** BEGIN RECORD SET **

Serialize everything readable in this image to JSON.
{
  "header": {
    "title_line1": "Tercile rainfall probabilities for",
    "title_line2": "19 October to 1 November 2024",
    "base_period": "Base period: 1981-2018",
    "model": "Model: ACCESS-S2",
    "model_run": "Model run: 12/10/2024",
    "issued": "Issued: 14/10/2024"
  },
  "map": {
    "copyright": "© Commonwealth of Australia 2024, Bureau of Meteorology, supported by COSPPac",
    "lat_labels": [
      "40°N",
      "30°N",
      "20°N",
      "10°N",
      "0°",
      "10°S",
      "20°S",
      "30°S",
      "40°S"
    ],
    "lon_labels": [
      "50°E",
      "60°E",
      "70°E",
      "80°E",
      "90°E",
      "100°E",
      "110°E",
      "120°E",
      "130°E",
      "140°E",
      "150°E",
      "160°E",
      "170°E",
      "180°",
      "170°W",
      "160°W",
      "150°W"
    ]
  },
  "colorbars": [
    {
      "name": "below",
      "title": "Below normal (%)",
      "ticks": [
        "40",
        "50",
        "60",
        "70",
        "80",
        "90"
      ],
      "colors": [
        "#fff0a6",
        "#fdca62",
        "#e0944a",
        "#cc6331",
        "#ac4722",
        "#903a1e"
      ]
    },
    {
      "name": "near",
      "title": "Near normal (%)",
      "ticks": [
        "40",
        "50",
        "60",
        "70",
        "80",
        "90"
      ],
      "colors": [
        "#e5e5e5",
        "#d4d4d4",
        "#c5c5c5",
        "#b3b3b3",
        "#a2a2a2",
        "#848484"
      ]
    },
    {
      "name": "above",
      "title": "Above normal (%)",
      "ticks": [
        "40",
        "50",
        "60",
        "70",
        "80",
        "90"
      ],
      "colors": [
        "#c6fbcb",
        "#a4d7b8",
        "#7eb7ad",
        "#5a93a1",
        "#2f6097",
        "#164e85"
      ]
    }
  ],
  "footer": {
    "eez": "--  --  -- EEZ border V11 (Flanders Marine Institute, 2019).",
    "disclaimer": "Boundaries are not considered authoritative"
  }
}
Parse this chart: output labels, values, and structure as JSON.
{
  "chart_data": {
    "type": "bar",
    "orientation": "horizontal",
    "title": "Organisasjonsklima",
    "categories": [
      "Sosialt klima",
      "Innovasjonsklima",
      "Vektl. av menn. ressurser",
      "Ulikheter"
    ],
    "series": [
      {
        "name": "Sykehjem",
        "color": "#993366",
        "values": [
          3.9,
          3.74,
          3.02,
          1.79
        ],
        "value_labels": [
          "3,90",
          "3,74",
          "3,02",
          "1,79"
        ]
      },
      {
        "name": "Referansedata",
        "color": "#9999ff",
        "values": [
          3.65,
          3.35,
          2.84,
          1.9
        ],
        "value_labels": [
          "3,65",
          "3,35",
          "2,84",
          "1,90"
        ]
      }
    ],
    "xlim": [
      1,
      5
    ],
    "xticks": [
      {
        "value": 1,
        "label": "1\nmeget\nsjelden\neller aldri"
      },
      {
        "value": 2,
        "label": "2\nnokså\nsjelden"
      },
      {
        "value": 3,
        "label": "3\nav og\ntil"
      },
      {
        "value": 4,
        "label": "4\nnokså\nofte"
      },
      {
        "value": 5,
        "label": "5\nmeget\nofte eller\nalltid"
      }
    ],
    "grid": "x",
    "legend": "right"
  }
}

** END RECORD SET **

The required output is the span of lines from the one containing "Parse this chart: output" to the last line, reproduced character for character.

## TASK RESPONSE:
Parse this chart: output labels, values, and structure as JSON.
{
  "chart_data": {
    "type": "bar",
    "orientation": "horizontal",
    "title": "Organisasjonsklima",
    "categories": [
      "Sosialt klima",
      "Innovasjonsklima",
      "Vektl. av menn. ressurser",
      "Ulikheter"
    ],
    "series": [
      {
        "name": "Sykehjem",
        "color": "#993366",
        "values": [
          3.9,
          3.74,
          3.02,
          1.79
        ],
        "value_labels": [
          "3,90",
          "3,74",
          "3,02",
          "1,79"
        ]
      },
      {
        "name": "Referansedata",
        "color": "#9999ff",
        "values": [
          3.65,
          3.35,
          2.84,
          1.9
        ],
        "value_labels": [
          "3,65",
          "3,35",
          "2,84",
          "1,90"
        ]
      }
    ],
    "xlim": [
      1,
      5
    ],
    "xticks": [
      {
        "value": 1,
        "label": "1\nmeget\nsjelden\neller aldri"
      },
      {
        "value": 2,
        "label": "2\nnokså\nsjelden"
      },
      {
        "value": 3,
        "label": "3\nav og\ntil"
      },
      {
        "value": 4,
        "label": "4\nnokså\nofte"
      },
      {
        "value": 5,
        "label": "5\nmeget\nofte eller\nalltid"
      }
    ],
    "grid": "x",
    "legend": "right"
  }
}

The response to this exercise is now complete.